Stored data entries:

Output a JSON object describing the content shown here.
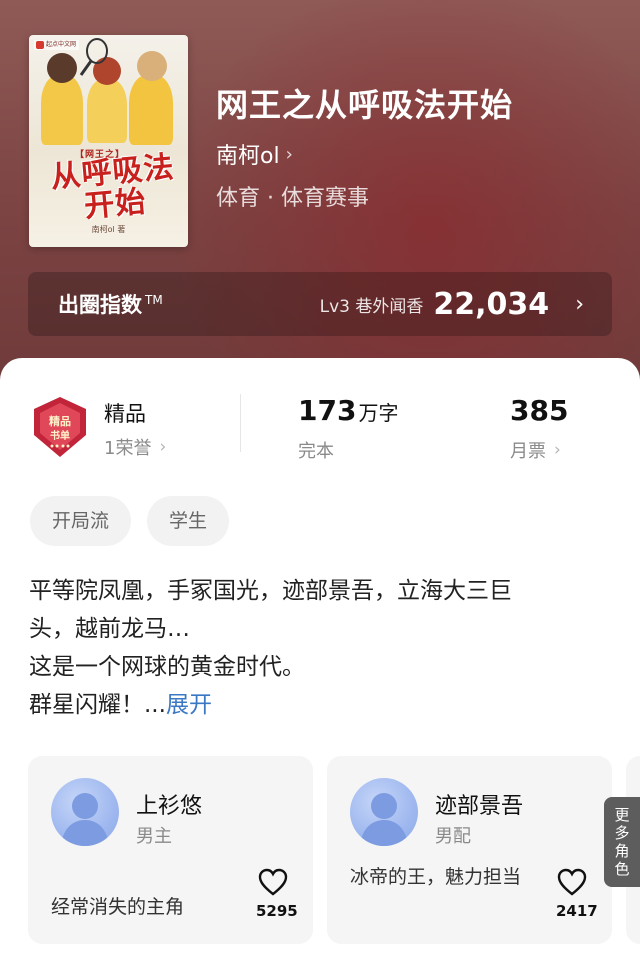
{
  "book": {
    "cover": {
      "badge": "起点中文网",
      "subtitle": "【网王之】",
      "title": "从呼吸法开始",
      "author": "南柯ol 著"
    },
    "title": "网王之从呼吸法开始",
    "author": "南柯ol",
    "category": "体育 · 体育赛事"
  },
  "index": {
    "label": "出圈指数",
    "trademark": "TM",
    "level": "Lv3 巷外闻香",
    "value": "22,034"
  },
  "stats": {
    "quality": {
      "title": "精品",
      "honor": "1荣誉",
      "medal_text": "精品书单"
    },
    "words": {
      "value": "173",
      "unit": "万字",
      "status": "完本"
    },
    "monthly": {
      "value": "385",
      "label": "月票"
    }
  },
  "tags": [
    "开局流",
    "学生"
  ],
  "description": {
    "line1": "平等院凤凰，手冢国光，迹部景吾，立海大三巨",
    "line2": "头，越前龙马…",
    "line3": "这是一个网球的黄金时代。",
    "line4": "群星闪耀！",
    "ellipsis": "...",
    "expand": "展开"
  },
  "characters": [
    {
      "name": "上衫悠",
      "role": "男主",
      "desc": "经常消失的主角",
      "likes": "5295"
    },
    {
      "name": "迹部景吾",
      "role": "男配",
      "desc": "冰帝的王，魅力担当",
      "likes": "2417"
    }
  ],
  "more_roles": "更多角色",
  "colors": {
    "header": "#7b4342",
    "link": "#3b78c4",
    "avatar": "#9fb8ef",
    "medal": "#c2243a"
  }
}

__WHAT NEEDS TO BE DONE__: All the records need to be repeated exactly, with the images dropped.

__TASK RESULT__:
Output a JSON object describing the content shown here.
{
  "book": {
    "cover": {
      "badge": "起点中文网",
      "subtitle": "【网王之】",
      "title": "从呼吸法开始",
      "author": "南柯ol 著"
    },
    "title": "网王之从呼吸法开始",
    "author": "南柯ol",
    "category": "体育 · 体育赛事"
  },
  "index": {
    "label": "出圈指数",
    "trademark": "TM",
    "level": "Lv3 巷外闻香",
    "value": "22,034"
  },
  "stats": {
    "quality": {
      "title": "精品",
      "honor": "1荣誉",
      "medal_text": "精品书单"
    },
    "words": {
      "value": "173",
      "unit": "万字",
      "status": "完本"
    },
    "monthly": {
      "value": "385",
      "label": "月票"
    }
  },
  "tags": [
    "开局流",
    "学生"
  ],
  "description": {
    "line1": "平等院凤凰，手冢国光，迹部景吾，立海大三巨",
    "line2": "头，越前龙马…",
    "line3": "这是一个网球的黄金时代。",
    "line4": "群星闪耀！",
    "ellipsis": "...",
    "expand": "展开"
  },
  "characters": [
    {
      "name": "上衫悠",
      "role": "男主",
      "desc": "经常消失的主角",
      "likes": "5295"
    },
    {
      "name": "迹部景吾",
      "role": "男配",
      "desc": "冰帝的王，魅力担当",
      "likes": "2417"
    }
  ],
  "more_roles": "更多角色",
  "colors": {
    "header": "#7b4342",
    "link": "#3b78c4",
    "avatar": "#9fb8ef",
    "medal": "#c2243a"
  }
}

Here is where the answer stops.